Data tied to figure images:
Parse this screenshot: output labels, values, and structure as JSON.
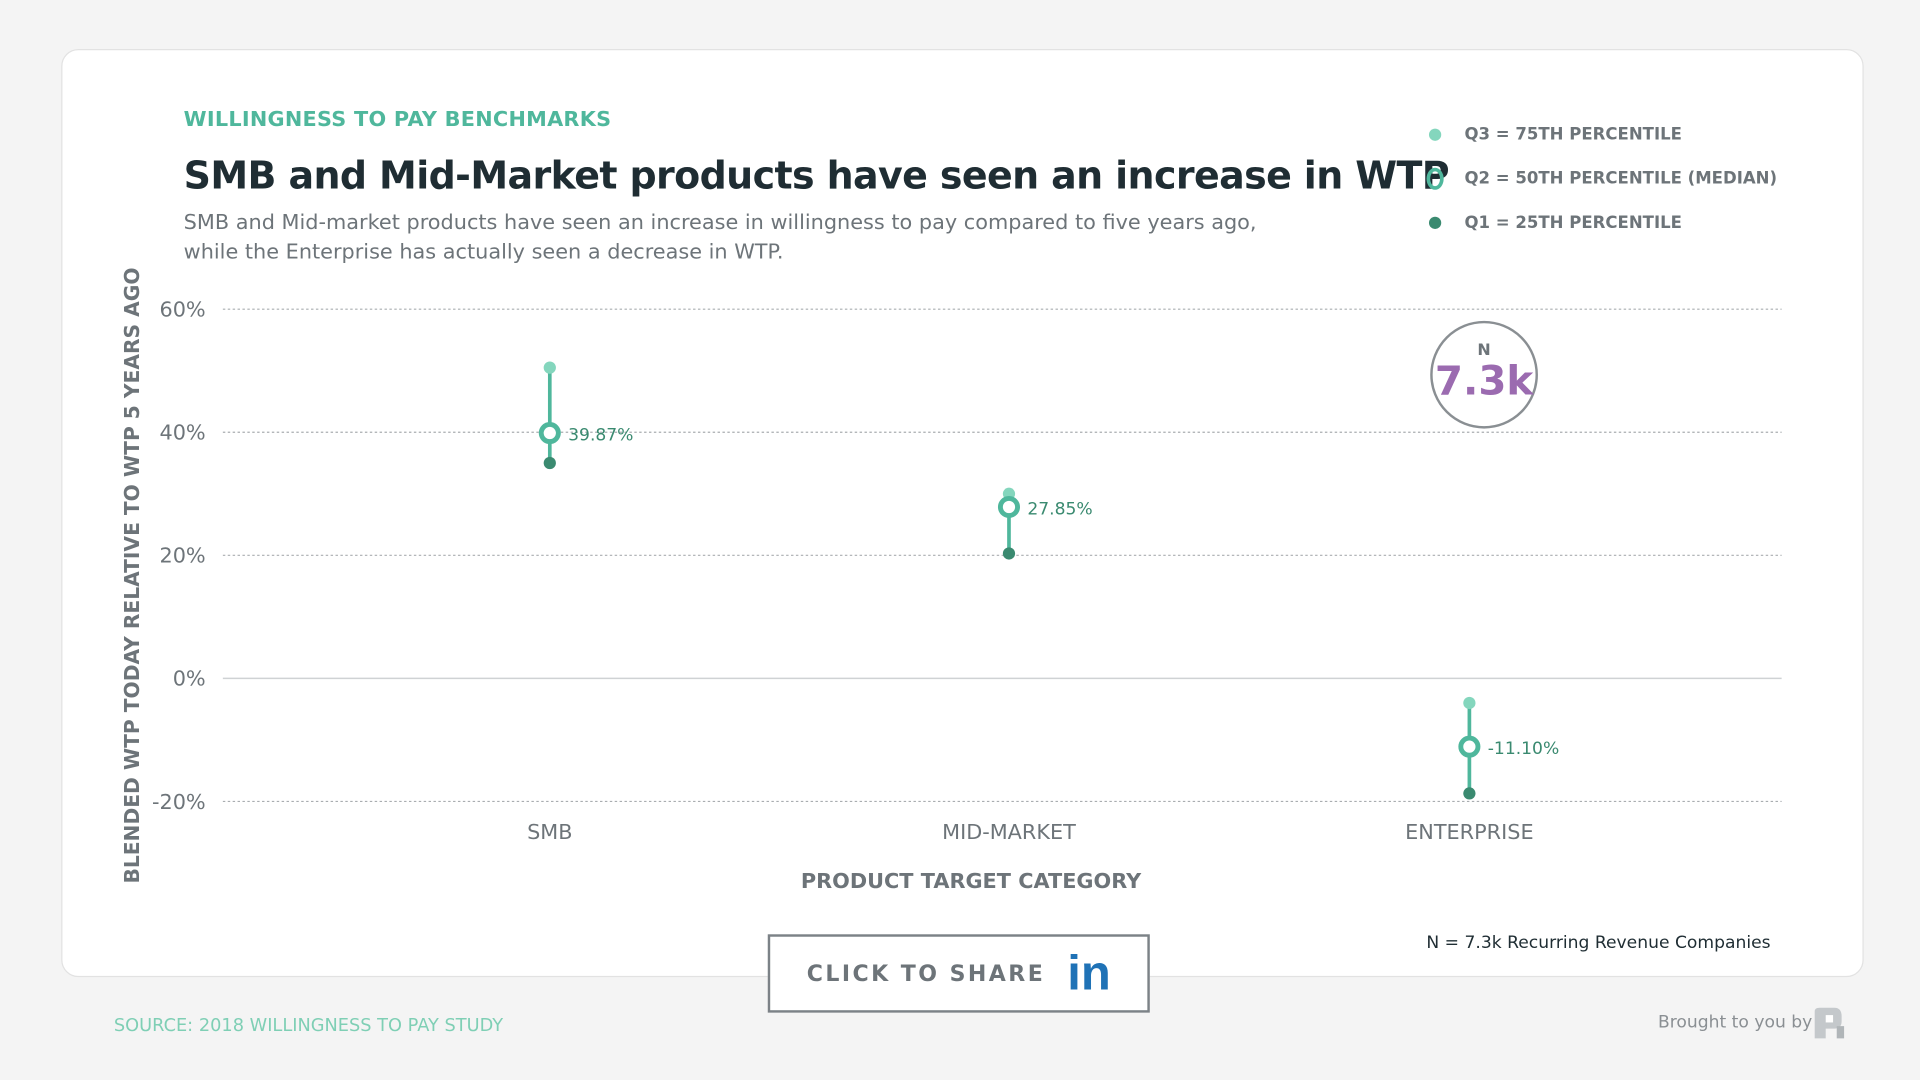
{
  "header": {
    "kicker": "WILLINGNESS TO PAY BENCHMARKS",
    "title": "SMB and Mid-Market products have seen an increase in WTP",
    "subtitle": "SMB and Mid-market products have seen an increase in willingness to pay compared to five years ago, while the Enterprise has actually seen a decrease in WTP."
  },
  "legend": {
    "items": [
      {
        "label": "Q3 = 75TH PERCENTILE",
        "color": "#84d6bd",
        "shape": "dot"
      },
      {
        "label": "Q2 = 50TH PERCENTILE (MEDIAN)",
        "color": "#4fb79c",
        "shape": "ring"
      },
      {
        "label": "Q1 = 25TH PERCENTILE",
        "color": "#3a8a70",
        "shape": "dot"
      }
    ]
  },
  "badge": {
    "label": "N",
    "value": "7.3k"
  },
  "chart_data": {
    "type": "dot-range",
    "categories": [
      "SMB",
      "MID-MARKET",
      "ENTERPRISE"
    ],
    "series": [
      {
        "name": "Q3 = 75TH PERCENTILE",
        "values": [
          50.5,
          30,
          -4
        ]
      },
      {
        "name": "Q2 = 50TH PERCENTILE (MEDIAN)",
        "values": [
          39.87,
          27.85,
          -11.1
        ]
      },
      {
        "name": "Q1 = 25TH PERCENTILE",
        "values": [
          35,
          20.3,
          -18.7
        ]
      }
    ],
    "data_labels": [
      "39.87%",
      "27.85%",
      "-11.10%"
    ],
    "xlabel": "PRODUCT TARGET CATEGORY",
    "ylabel": "BLENDED WTP TODAY RELATIVE TO WTP 5 YEARS AGO",
    "yticks": [
      "60%",
      "40%",
      "20%",
      "0%",
      "-20%"
    ],
    "ytick_values": [
      60,
      40,
      20,
      0,
      -20
    ],
    "ylim": [
      -20,
      60
    ],
    "grid": true,
    "colors": {
      "q3": "#84d6bd",
      "q2": "#4fb79c",
      "q1": "#3a8a70",
      "label": "#3a8a70"
    }
  },
  "footer": {
    "note": "N = 7.3k Recurring Revenue Companies",
    "share_label": "CLICK TO SHARE",
    "share_icon": "in",
    "source": "SOURCE: 2018 WILLINGNESS TO PAY STUDY",
    "brought": "Brought to you by"
  }
}
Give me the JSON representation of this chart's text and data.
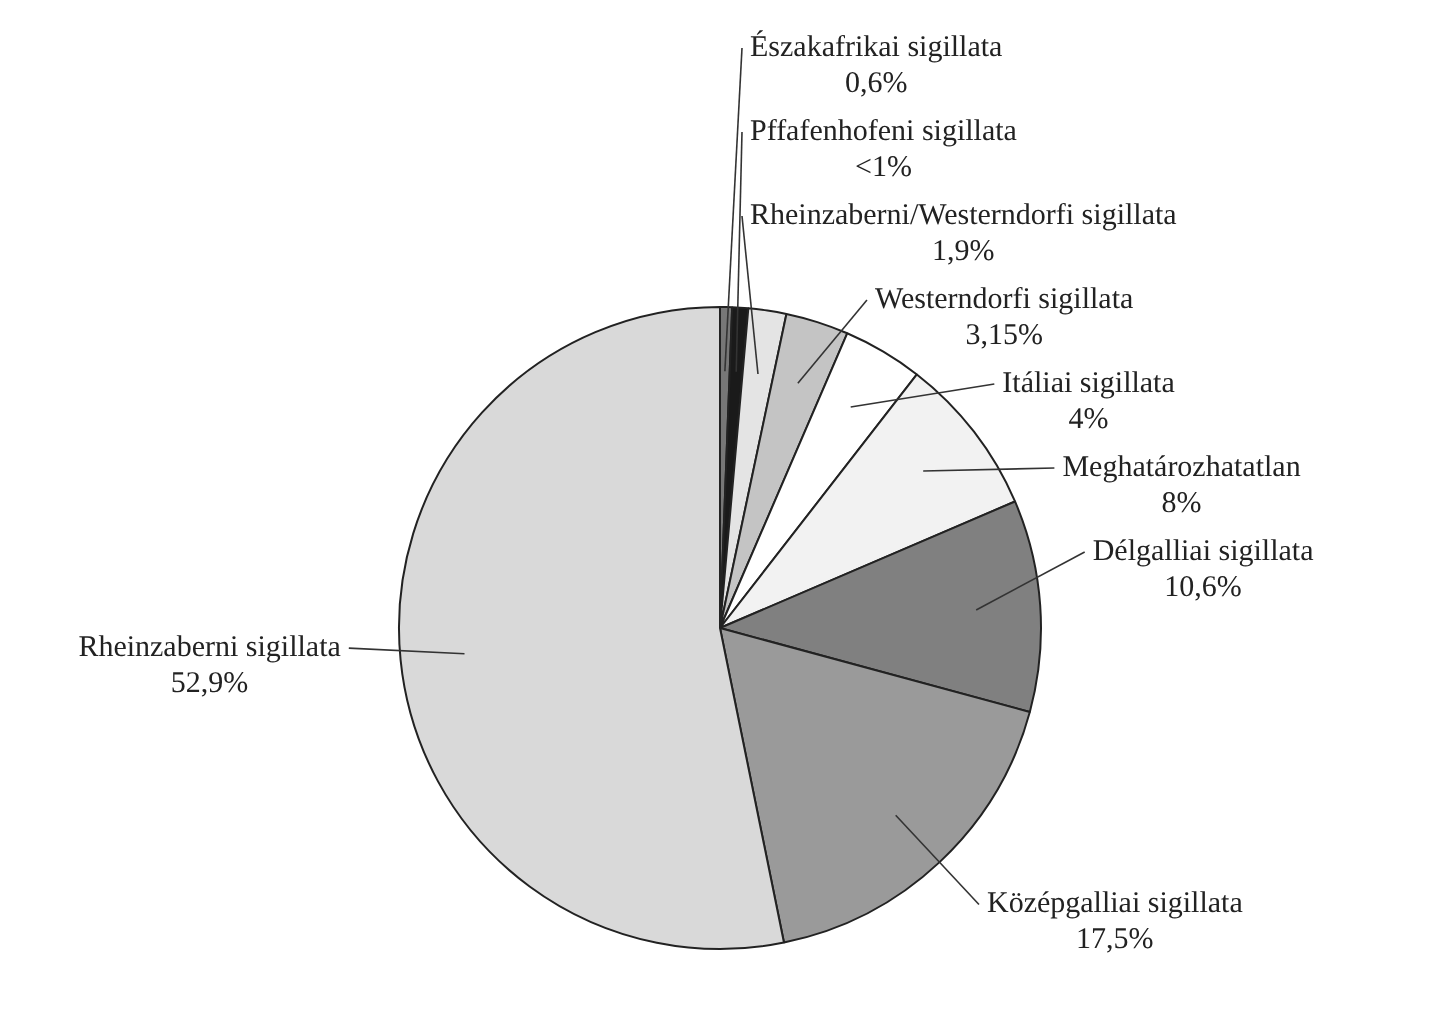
{
  "chart_data": {
    "type": "pie",
    "categories": [
      "Északafrikai sigillata",
      "Pffafenhofeni sigillata",
      "Rheinzaberni/Westerndorfi sigillata",
      "Westerndorfi sigillata",
      "Itáliai sigillata",
      "Meghatározhatatlan",
      "Délgalliai sigillata",
      "Középgalliai sigillata",
      "Rheinzaberni sigillata"
    ],
    "values": [
      0.6,
      0.8,
      1.9,
      3.15,
      4,
      8,
      10.6,
      17.5,
      52.9
    ],
    "value_labels": [
      "0,6%",
      "<1%",
      "1,9%",
      "3,15%",
      "4%",
      "8%",
      "10,6%",
      "17,5%",
      "52,9%"
    ],
    "colors": [
      "#777777",
      "#1a1a1a",
      "#e4e4e4",
      "#c4c4c4",
      "#ffffff",
      "#f2f2f2",
      "#808080",
      "#9a9a9a",
      "#d9d9d9"
    ],
    "legend": false
  }
}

### AIM OF THE EXERCISE
Return all of the entries exactly as written, but drop any pictures they hold.

### CORRECT OUTPUT
Parse this screenshot: output labels, values, and structure as JSON.
{
  "header": {
    "kicker": "WILLINGNESS TO PAY BENCHMARKS",
    "title": "SMB and Mid-Market products have seen an increase in WTP",
    "subtitle": "SMB and Mid-market products have seen an increase in willingness to pay compared to five years ago, while the Enterprise has actually seen a decrease in WTP."
  },
  "legend": {
    "items": [
      {
        "label": "Q3 = 75TH PERCENTILE",
        "color": "#84d6bd",
        "shape": "dot"
      },
      {
        "label": "Q2 = 50TH PERCENTILE (MEDIAN)",
        "color": "#4fb79c",
        "shape": "ring"
      },
      {
        "label": "Q1 = 25TH PERCENTILE",
        "color": "#3a8a70",
        "shape": "dot"
      }
    ]
  },
  "badge": {
    "label": "N",
    "value": "7.3k"
  },
  "chart_data": {
    "type": "dot-range",
    "categories": [
      "SMB",
      "MID-MARKET",
      "ENTERPRISE"
    ],
    "series": [
      {
        "name": "Q3 = 75TH PERCENTILE",
        "values": [
          50.5,
          30,
          -4
        ]
      },
      {
        "name": "Q2 = 50TH PERCENTILE (MEDIAN)",
        "values": [
          39.87,
          27.85,
          -11.1
        ]
      },
      {
        "name": "Q1 = 25TH PERCENTILE",
        "values": [
          35,
          20.3,
          -18.7
        ]
      }
    ],
    "data_labels": [
      "39.87%",
      "27.85%",
      "-11.10%"
    ],
    "xlabel": "PRODUCT TARGET CATEGORY",
    "ylabel": "BLENDED WTP TODAY RELATIVE TO WTP 5 YEARS AGO",
    "yticks": [
      "60%",
      "40%",
      "20%",
      "0%",
      "-20%"
    ],
    "ytick_values": [
      60,
      40,
      20,
      0,
      -20
    ],
    "ylim": [
      -20,
      60
    ],
    "grid": true,
    "colors": {
      "q3": "#84d6bd",
      "q2": "#4fb79c",
      "q1": "#3a8a70",
      "label": "#3a8a70"
    }
  },
  "footer": {
    "note": "N = 7.3k Recurring Revenue Companies",
    "share_label": "CLICK TO SHARE",
    "share_icon": "in",
    "source": "SOURCE: 2018 WILLINGNESS TO PAY STUDY",
    "brought": "Brought to you by"
  }
}
Give me the JSON representation of this chart's text and data.
{
  "chart_data": {
    "type": "pie",
    "categories": [
      "Északafrikai sigillata",
      "Pffafenhofeni sigillata",
      "Rheinzaberni/Westerndorfi sigillata",
      "Westerndorfi sigillata",
      "Itáliai sigillata",
      "Meghatározhatatlan",
      "Délgalliai sigillata",
      "Középgalliai sigillata",
      "Rheinzaberni sigillata"
    ],
    "values": [
      0.6,
      0.8,
      1.9,
      3.15,
      4,
      8,
      10.6,
      17.5,
      52.9
    ],
    "value_labels": [
      "0,6%",
      "<1%",
      "1,9%",
      "3,15%",
      "4%",
      "8%",
      "10,6%",
      "17,5%",
      "52,9%"
    ],
    "colors": [
      "#777777",
      "#1a1a1a",
      "#e4e4e4",
      "#c4c4c4",
      "#ffffff",
      "#f2f2f2",
      "#808080",
      "#9a9a9a",
      "#d9d9d9"
    ],
    "legend": false
  }
}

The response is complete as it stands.